----- INPUT MATERIAL -----
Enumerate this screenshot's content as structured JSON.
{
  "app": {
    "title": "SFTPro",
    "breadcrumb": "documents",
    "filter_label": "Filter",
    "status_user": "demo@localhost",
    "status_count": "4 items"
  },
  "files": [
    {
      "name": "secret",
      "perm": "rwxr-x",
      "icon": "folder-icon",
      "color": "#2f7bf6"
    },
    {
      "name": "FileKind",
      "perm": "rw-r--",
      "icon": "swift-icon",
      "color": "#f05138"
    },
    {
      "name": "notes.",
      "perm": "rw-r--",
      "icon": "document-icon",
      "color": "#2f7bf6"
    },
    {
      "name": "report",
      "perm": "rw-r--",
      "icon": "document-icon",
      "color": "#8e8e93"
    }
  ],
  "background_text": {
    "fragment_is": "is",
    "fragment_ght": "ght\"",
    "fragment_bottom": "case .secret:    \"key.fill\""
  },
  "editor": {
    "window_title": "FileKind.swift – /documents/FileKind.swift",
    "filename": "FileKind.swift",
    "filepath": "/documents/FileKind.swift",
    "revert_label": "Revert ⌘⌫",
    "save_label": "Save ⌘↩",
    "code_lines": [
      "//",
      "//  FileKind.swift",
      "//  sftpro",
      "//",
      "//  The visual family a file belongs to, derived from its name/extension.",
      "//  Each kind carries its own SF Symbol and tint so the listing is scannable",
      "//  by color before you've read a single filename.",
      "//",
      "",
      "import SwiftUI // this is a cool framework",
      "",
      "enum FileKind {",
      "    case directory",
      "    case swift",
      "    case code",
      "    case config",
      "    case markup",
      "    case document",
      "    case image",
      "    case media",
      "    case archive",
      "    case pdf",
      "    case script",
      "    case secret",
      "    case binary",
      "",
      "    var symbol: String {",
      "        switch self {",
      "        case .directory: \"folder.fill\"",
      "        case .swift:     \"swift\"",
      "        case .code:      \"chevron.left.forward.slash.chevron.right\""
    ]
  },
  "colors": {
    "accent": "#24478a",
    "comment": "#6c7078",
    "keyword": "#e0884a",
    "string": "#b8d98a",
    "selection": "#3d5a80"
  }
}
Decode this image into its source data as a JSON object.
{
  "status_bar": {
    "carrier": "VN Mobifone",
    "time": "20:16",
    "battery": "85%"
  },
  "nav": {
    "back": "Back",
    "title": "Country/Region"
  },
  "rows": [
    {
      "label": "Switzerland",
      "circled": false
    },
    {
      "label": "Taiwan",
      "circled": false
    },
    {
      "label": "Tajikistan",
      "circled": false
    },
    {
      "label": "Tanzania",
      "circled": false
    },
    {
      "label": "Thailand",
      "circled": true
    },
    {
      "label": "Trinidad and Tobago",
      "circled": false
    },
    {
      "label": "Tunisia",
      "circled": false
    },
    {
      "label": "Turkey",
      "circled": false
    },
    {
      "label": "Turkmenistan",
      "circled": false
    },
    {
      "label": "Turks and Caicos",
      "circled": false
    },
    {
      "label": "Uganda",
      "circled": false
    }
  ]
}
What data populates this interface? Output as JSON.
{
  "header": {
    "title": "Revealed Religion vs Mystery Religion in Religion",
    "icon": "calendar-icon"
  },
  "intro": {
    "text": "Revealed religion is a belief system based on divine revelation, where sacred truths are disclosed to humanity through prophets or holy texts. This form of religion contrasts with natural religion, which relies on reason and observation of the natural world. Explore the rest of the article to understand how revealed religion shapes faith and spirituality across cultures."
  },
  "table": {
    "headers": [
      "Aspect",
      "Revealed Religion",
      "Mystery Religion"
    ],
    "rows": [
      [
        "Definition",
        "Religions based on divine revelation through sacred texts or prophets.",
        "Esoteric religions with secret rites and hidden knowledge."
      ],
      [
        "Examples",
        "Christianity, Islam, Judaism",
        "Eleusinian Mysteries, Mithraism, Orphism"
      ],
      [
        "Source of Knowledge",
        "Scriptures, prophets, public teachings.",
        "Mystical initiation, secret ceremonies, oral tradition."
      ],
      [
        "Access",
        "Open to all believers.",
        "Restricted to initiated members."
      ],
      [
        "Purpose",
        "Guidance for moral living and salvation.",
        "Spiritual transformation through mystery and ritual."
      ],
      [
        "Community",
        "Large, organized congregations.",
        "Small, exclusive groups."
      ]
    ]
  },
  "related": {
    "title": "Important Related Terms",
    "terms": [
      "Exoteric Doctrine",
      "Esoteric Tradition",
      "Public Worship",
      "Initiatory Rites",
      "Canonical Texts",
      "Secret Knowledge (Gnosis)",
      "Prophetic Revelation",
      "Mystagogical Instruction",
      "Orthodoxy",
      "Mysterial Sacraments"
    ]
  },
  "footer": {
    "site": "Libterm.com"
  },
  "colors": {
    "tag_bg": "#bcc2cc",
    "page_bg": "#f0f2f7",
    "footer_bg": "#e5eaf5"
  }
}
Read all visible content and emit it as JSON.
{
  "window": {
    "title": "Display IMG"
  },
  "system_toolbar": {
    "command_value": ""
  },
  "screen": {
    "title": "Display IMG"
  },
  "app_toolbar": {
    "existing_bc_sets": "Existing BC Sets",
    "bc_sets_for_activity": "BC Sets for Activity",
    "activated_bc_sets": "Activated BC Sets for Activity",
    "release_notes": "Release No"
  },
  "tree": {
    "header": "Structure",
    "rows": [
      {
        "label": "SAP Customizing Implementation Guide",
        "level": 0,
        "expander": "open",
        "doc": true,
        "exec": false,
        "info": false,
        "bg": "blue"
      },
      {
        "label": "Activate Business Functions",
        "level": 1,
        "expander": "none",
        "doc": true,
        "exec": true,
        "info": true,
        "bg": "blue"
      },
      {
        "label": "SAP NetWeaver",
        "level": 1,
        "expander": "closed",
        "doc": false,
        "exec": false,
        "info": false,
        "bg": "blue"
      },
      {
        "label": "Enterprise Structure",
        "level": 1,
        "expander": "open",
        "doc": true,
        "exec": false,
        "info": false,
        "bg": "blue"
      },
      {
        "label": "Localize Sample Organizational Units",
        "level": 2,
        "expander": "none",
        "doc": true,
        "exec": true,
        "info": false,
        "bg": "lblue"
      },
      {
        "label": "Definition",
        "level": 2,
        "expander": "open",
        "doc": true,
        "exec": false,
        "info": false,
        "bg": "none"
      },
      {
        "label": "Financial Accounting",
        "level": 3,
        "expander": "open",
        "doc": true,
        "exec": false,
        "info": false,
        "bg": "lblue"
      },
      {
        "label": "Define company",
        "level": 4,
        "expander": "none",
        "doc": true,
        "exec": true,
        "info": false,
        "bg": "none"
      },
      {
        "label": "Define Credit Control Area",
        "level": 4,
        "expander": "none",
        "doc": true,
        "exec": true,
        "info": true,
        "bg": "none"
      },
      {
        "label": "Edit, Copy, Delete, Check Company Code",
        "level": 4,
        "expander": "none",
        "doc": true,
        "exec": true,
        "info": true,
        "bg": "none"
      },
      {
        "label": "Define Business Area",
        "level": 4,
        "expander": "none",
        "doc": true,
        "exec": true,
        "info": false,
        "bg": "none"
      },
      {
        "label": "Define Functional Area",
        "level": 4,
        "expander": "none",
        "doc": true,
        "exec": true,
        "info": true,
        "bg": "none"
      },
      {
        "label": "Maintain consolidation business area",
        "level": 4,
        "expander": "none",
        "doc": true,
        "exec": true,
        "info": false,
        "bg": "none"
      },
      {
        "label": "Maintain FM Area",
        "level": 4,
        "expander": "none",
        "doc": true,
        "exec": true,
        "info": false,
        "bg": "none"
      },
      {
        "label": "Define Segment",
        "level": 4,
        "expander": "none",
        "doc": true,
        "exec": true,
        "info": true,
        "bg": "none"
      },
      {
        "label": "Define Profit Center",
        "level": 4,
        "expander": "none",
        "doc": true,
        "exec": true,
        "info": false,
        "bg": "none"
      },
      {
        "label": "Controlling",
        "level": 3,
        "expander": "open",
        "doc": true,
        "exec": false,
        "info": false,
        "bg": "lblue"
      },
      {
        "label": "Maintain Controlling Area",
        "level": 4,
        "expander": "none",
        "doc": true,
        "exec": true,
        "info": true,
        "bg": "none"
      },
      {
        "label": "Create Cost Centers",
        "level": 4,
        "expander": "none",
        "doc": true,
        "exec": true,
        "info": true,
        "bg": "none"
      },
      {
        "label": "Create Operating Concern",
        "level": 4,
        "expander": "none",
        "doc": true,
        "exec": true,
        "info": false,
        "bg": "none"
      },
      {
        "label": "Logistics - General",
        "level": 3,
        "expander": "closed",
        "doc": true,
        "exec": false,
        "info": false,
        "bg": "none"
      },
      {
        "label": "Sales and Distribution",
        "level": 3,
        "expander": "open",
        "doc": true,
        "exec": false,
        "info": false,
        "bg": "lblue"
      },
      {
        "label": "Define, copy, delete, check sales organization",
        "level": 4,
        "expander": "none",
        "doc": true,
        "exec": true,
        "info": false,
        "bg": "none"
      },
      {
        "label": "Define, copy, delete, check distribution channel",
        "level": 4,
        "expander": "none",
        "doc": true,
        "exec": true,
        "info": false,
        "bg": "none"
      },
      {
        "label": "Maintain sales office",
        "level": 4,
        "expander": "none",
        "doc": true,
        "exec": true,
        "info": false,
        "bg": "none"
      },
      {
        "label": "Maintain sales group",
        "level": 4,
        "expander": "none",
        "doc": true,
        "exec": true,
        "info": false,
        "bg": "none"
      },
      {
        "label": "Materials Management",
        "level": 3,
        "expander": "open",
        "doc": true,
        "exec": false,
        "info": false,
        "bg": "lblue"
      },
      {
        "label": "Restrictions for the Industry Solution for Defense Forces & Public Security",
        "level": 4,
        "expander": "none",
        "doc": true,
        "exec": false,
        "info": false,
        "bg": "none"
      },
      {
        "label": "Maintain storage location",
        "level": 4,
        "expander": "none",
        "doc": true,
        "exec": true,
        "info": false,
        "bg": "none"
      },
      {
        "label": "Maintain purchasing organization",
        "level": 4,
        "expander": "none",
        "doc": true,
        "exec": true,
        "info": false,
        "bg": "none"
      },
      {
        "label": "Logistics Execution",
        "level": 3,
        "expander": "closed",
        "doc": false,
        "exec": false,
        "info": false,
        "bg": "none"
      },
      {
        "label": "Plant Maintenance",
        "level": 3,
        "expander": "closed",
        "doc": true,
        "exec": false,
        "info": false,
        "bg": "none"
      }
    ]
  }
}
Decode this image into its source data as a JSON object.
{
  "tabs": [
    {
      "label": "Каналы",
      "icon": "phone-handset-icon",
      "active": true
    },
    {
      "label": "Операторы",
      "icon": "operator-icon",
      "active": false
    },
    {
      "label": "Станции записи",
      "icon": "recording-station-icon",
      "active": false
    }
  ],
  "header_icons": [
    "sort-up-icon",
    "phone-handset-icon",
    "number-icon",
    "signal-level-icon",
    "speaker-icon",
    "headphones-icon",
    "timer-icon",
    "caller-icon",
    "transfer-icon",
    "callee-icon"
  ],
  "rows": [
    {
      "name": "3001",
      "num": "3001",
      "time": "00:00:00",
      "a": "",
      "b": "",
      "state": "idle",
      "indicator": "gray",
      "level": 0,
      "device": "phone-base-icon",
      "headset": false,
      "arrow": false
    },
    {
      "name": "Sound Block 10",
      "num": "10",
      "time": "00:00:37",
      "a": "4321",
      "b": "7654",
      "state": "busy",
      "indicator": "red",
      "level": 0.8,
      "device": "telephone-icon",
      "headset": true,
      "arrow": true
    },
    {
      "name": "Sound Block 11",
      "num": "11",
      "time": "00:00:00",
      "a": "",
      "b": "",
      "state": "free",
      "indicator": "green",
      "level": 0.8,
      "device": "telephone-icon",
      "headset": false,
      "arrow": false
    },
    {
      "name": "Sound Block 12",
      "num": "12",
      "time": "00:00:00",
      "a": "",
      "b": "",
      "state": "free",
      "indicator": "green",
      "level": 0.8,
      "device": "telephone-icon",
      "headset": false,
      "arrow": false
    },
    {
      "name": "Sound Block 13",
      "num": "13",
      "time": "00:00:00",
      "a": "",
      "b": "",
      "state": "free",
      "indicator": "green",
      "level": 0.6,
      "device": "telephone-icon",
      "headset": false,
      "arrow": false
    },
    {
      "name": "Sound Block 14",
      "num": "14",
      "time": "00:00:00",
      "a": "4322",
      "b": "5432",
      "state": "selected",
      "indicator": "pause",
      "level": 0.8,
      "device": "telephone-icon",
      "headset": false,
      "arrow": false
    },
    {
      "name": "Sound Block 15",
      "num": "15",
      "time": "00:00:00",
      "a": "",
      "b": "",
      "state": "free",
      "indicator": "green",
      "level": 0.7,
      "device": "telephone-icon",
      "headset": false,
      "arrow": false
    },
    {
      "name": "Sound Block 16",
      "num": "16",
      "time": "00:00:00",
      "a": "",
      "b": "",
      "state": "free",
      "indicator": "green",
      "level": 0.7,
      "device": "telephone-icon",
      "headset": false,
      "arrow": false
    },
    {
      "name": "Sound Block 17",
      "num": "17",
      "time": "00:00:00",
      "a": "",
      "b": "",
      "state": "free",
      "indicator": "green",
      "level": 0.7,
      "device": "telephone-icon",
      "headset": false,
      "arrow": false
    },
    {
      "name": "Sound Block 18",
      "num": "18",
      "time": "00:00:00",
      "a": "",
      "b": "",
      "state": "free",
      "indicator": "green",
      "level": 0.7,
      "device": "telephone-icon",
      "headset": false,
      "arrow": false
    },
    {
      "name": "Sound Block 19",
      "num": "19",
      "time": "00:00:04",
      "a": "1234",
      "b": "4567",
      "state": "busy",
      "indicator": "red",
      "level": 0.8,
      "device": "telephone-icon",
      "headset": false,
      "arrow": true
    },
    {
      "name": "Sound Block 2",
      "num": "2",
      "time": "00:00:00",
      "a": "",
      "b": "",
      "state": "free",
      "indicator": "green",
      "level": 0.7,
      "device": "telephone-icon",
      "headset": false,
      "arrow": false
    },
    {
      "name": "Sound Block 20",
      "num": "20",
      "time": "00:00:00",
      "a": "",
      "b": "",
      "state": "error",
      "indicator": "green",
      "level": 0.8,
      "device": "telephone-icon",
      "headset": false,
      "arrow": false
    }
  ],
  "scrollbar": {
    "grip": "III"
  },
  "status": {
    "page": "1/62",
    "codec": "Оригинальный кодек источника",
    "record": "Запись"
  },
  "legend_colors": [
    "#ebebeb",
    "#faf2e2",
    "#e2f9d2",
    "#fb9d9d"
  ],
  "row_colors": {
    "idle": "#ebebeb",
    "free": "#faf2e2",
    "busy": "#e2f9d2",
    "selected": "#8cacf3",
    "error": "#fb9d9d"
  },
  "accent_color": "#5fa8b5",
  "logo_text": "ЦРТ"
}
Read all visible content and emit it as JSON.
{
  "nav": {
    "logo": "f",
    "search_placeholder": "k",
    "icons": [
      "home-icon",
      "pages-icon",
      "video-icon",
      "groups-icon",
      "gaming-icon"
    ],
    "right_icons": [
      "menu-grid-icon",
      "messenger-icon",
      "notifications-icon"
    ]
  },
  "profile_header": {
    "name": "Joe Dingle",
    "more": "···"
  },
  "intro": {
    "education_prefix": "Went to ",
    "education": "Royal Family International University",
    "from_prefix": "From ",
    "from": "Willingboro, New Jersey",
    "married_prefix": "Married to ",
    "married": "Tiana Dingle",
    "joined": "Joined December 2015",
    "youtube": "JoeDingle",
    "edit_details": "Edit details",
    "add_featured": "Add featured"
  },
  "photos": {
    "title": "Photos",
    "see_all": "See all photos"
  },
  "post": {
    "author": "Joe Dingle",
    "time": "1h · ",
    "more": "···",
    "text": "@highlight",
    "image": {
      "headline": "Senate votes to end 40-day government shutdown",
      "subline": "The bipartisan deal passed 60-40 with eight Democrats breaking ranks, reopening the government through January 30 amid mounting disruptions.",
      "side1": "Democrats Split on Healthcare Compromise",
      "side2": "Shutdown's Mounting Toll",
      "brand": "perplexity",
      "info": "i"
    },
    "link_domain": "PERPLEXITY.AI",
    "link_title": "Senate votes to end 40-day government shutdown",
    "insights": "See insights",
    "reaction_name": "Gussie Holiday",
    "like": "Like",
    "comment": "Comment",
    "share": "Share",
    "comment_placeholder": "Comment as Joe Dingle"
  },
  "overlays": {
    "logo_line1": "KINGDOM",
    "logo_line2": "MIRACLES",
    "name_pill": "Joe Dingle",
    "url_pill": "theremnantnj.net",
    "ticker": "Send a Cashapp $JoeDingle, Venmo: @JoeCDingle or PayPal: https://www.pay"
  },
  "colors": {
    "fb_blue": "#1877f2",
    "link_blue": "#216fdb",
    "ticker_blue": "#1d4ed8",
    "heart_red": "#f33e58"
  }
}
-----
THE TASK — Return a copy of every line that includes the word "directory".

ANSWER TO THIS PROBLEM —
      "    case directory",
      "        case .directory: \"folder.fill\"",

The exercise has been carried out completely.